→ **Entries**
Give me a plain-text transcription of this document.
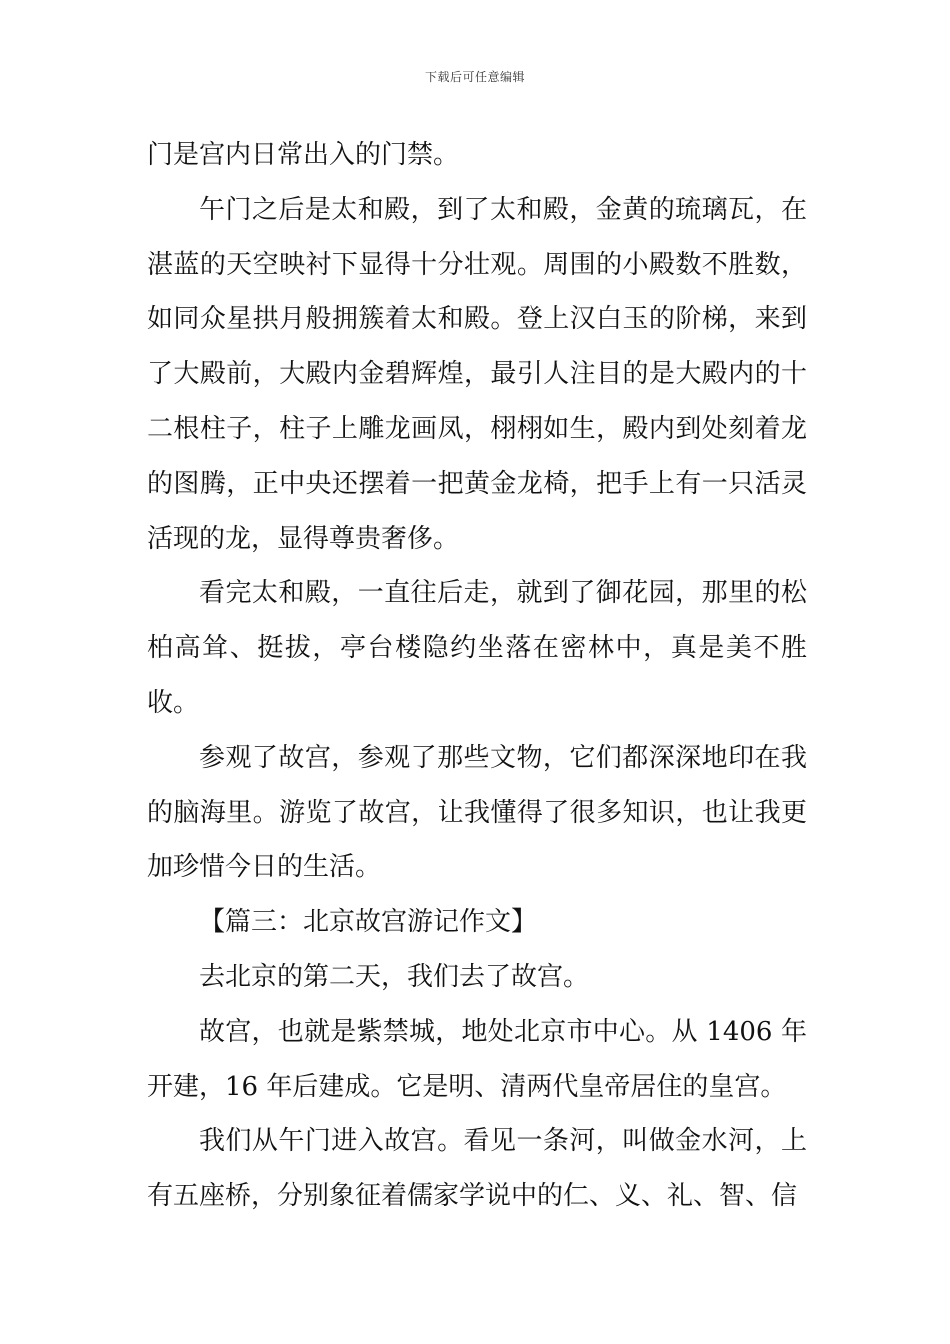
下载后可任意编辑

门是宫内日常出入的门禁。

午门之后是太和殿，到了太和殿，金黄的琉璃瓦，在湛蓝的天空映衬下显得十分壮观。周围的小殿数不胜数，如同众星拱月般拥簇着太和殿。登上汉白玉的阶梯，来到了大殿前，大殿内金碧辉煌，最引人注目的是大殿内的十二根柱子，柱子上雕龙画凤，栩栩如生，殿内到处刻着龙的图腾，正中央还摆着一把黄金龙椅，把手上有一只活灵活现的龙，显得尊贵奢侈。

看完太和殿，一直往后走，就到了御花园，那里的松柏高耸、挺拔，亭台楼隐约坐落在密林中，真是美不胜收。

参观了故宫，参观了那些文物，它们都深深地印在我的脑海里。游览了故宫，让我懂得了很多知识，也让我更加珍惜今日的生活。

【篇三：北京故宫游记作文】

去北京的第二天，我们去了故宫。

故宫，也就是紫禁城，地处北京市中心。从 1406 年开建，16 年后建成。它是明、清两代皇帝居住的皇宫。

我们从午门进入故宫。看见一条河，叫做金水河，上有五座桥，分别象征着儒家学说中的仁、义、礼、智、信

→ **Requirement**
Every line of the data should be copied as it stands, without the images.

→ **In response**
Give me a plain-text transcription of this document.
下载后可任意编辑

门是宫内日常出入的门禁。

午门之后是太和殿，到了太和殿，金黄的琉璃瓦，在湛蓝的天空映衬下显得十分壮观。周围的小殿数不胜数，如同众星拱月般拥簇着太和殿。登上汉白玉的阶梯，来到了大殿前，大殿内金碧辉煌，最引人注目的是大殿内的十二根柱子，柱子上雕龙画凤，栩栩如生，殿内到处刻着龙的图腾，正中央还摆着一把黄金龙椅，把手上有一只活灵活现的龙，显得尊贵奢侈。

看完太和殿，一直往后走，就到了御花园，那里的松柏高耸、挺拔，亭台楼隐约坐落在密林中，真是美不胜收。

参观了故宫，参观了那些文物，它们都深深地印在我的脑海里。游览了故宫，让我懂得了很多知识，也让我更加珍惜今日的生活。

【篇三：北京故宫游记作文】

去北京的第二天，我们去了故宫。

故宫，也就是紫禁城，地处北京市中心。从 1406 年开建，16 年后建成。它是明、清两代皇帝居住的皇宫。

我们从午门进入故宫。看见一条河，叫做金水河，上有五座桥，分别象征着儒家学说中的仁、义、礼、智、信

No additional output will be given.